## WHAT YOU ARE ASKED TO DO
Quote the listing below in its entirety.

— Begin RECORDS SUPPLIED —

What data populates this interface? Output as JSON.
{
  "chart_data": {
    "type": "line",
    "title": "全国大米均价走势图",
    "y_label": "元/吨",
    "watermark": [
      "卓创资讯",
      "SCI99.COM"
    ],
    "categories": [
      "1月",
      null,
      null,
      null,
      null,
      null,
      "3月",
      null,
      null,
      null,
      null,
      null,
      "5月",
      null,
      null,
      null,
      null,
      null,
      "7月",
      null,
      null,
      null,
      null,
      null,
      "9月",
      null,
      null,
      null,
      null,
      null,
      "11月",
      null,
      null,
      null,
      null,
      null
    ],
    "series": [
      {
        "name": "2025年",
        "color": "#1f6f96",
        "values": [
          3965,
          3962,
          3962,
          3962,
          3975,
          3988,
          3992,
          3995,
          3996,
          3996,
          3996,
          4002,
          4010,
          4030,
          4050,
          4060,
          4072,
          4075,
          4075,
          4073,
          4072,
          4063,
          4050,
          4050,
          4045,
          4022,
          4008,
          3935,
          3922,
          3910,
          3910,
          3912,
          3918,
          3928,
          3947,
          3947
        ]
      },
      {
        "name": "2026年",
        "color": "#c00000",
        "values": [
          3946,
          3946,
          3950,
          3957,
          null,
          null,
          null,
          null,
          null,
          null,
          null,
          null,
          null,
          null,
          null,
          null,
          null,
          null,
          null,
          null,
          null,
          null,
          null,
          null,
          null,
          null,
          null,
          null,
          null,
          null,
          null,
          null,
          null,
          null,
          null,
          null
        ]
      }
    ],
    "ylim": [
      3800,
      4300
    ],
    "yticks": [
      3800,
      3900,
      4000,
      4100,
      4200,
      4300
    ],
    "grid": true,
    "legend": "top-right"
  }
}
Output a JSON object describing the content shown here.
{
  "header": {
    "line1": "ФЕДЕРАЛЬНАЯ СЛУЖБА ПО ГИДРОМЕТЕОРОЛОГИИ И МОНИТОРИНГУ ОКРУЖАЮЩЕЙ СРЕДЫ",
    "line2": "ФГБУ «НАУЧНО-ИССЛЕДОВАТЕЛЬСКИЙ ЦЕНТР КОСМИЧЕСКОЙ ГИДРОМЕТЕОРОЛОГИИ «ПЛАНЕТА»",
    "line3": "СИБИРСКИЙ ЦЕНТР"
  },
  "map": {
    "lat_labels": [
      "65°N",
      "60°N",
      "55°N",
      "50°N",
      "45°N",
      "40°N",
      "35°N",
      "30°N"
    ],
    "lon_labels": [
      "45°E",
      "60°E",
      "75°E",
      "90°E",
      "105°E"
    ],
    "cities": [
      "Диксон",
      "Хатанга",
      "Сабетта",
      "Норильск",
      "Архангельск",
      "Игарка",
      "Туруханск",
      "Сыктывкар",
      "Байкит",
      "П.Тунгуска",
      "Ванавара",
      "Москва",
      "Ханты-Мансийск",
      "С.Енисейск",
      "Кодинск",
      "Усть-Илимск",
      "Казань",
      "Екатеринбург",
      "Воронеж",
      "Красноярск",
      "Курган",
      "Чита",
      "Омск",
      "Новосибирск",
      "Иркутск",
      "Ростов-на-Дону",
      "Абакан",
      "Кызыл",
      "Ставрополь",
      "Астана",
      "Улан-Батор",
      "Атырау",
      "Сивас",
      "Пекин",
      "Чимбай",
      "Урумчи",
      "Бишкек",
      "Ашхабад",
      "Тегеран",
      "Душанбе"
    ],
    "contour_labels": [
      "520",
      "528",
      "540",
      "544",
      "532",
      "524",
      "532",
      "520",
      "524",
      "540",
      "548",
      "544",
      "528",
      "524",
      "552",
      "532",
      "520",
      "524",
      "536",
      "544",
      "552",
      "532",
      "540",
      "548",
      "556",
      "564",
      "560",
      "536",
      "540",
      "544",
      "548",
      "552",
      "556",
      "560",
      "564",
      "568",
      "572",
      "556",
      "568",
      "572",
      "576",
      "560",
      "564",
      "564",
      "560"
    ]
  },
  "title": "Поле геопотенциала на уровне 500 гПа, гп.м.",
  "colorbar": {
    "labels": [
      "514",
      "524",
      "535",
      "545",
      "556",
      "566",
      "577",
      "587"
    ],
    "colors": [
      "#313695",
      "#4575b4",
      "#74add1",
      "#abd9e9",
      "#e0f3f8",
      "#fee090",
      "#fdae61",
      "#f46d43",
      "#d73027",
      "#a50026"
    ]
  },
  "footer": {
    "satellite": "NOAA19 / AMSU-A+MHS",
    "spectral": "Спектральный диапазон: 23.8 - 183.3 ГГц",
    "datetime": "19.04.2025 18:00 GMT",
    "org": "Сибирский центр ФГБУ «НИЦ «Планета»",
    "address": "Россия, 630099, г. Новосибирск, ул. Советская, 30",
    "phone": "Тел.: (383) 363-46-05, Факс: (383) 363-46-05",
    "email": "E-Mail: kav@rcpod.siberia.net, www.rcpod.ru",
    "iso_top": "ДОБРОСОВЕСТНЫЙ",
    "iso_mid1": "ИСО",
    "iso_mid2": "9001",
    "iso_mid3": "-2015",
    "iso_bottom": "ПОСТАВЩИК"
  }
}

— End RECORDS SUPPLIED —

## RESPONSE FOR THIS EXERCISE
What data populates this interface? Output as JSON.
{
  "chart_data": {
    "type": "line",
    "title": "全国大米均价走势图",
    "y_label": "元/吨",
    "watermark": [
      "卓创资讯",
      "SCI99.COM"
    ],
    "categories": [
      "1月",
      null,
      null,
      null,
      null,
      null,
      "3月",
      null,
      null,
      null,
      null,
      null,
      "5月",
      null,
      null,
      null,
      null,
      null,
      "7月",
      null,
      null,
      null,
      null,
      null,
      "9月",
      null,
      null,
      null,
      null,
      null,
      "11月",
      null,
      null,
      null,
      null,
      null
    ],
    "series": [
      {
        "name": "2025年",
        "color": "#1f6f96",
        "values": [
          3965,
          3962,
          3962,
          3962,
          3975,
          3988,
          3992,
          3995,
          3996,
          3996,
          3996,
          4002,
          4010,
          4030,
          4050,
          4060,
          4072,
          4075,
          4075,
          4073,
          4072,
          4063,
          4050,
          4050,
          4045,
          4022,
          4008,
          3935,
          3922,
          3910,
          3910,
          3912,
          3918,
          3928,
          3947,
          3947
        ]
      },
      {
        "name": "2026年",
        "color": "#c00000",
        "values": [
          3946,
          3946,
          3950,
          3957,
          null,
          null,
          null,
          null,
          null,
          null,
          null,
          null,
          null,
          null,
          null,
          null,
          null,
          null,
          null,
          null,
          null,
          null,
          null,
          null,
          null,
          null,
          null,
          null,
          null,
          null,
          null,
          null,
          null,
          null,
          null,
          null
        ]
      }
    ],
    "ylim": [
      3800,
      4300
    ],
    "yticks": [
      3800,
      3900,
      4000,
      4100,
      4200,
      4300
    ],
    "grid": true,
    "legend": "top-right"
  }
}
Output a JSON object describing the content shown here.
{
  "header": {
    "line1": "ФЕДЕРАЛЬНАЯ СЛУЖБА ПО ГИДРОМЕТЕОРОЛОГИИ И МОНИТОРИНГУ ОКРУЖАЮЩЕЙ СРЕДЫ",
    "line2": "ФГБУ «НАУЧНО-ИССЛЕДОВАТЕЛЬСКИЙ ЦЕНТР КОСМИЧЕСКОЙ ГИДРОМЕТЕОРОЛОГИИ «ПЛАНЕТА»",
    "line3": "СИБИРСКИЙ ЦЕНТР"
  },
  "map": {
    "lat_labels": [
      "65°N",
      "60°N",
      "55°N",
      "50°N",
      "45°N",
      "40°N",
      "35°N",
      "30°N"
    ],
    "lon_labels": [
      "45°E",
      "60°E",
      "75°E",
      "90°E",
      "105°E"
    ],
    "cities": [
      "Диксон",
      "Хатанга",
      "Сабетта",
      "Норильск",
      "Архангельск",
      "Игарка",
      "Туруханск",
      "Сыктывкар",
      "Байкит",
      "П.Тунгуска",
      "Ванавара",
      "Москва",
      "Ханты-Мансийск",
      "С.Енисейск",
      "Кодинск",
      "Усть-Илимск",
      "Казань",
      "Екатеринбург",
      "Воронеж",
      "Красноярск",
      "Курган",
      "Чита",
      "Омск",
      "Новосибирск",
      "Иркутск",
      "Ростов-на-Дону",
      "Абакан",
      "Кызыл",
      "Ставрополь",
      "Астана",
      "Улан-Батор",
      "Атырау",
      "Сивас",
      "Пекин",
      "Чимбай",
      "Урумчи",
      "Бишкек",
      "Ашхабад",
      "Тегеран",
      "Душанбе"
    ],
    "contour_labels": [
      "520",
      "528",
      "540",
      "544",
      "532",
      "524",
      "532",
      "520",
      "524",
      "540",
      "548",
      "544",
      "528",
      "524",
      "552",
      "532",
      "520",
      "524",
      "536",
      "544",
      "552",
      "532",
      "540",
      "548",
      "556",
      "564",
      "560",
      "536",
      "540",
      "544",
      "548",
      "552",
      "556",
      "560",
      "564",
      "568",
      "572",
      "556",
      "568",
      "572",
      "576",
      "560",
      "564",
      "564",
      "560"
    ]
  },
  "title": "Поле геопотенциала на уровне 500 гПа, гп.м.",
  "colorbar": {
    "labels": [
      "514",
      "524",
      "535",
      "545",
      "556",
      "566",
      "577",
      "587"
    ],
    "colors": [
      "#313695",
      "#4575b4",
      "#74add1",
      "#abd9e9",
      "#e0f3f8",
      "#fee090",
      "#fdae61",
      "#f46d43",
      "#d73027",
      "#a50026"
    ]
  },
  "footer": {
    "satellite": "NOAA19 / AMSU-A+MHS",
    "spectral": "Спектральный диапазон: 23.8 - 183.3 ГГц",
    "datetime": "19.04.2025 18:00 GMT",
    "org": "Сибирский центр ФГБУ «НИЦ «Планета»",
    "address": "Россия, 630099, г. Новосибирск, ул. Советская, 30",
    "phone": "Тел.: (383) 363-46-05, Факс: (383) 363-46-05",
    "email": "E-Mail: kav@rcpod.siberia.net, www.rcpod.ru",
    "iso_top": "ДОБРОСОВЕСТНЫЙ",
    "iso_mid1": "ИСО",
    "iso_mid2": "9001",
    "iso_mid3": "-2015",
    "iso_bottom": "ПОСТАВЩИК"
  }
}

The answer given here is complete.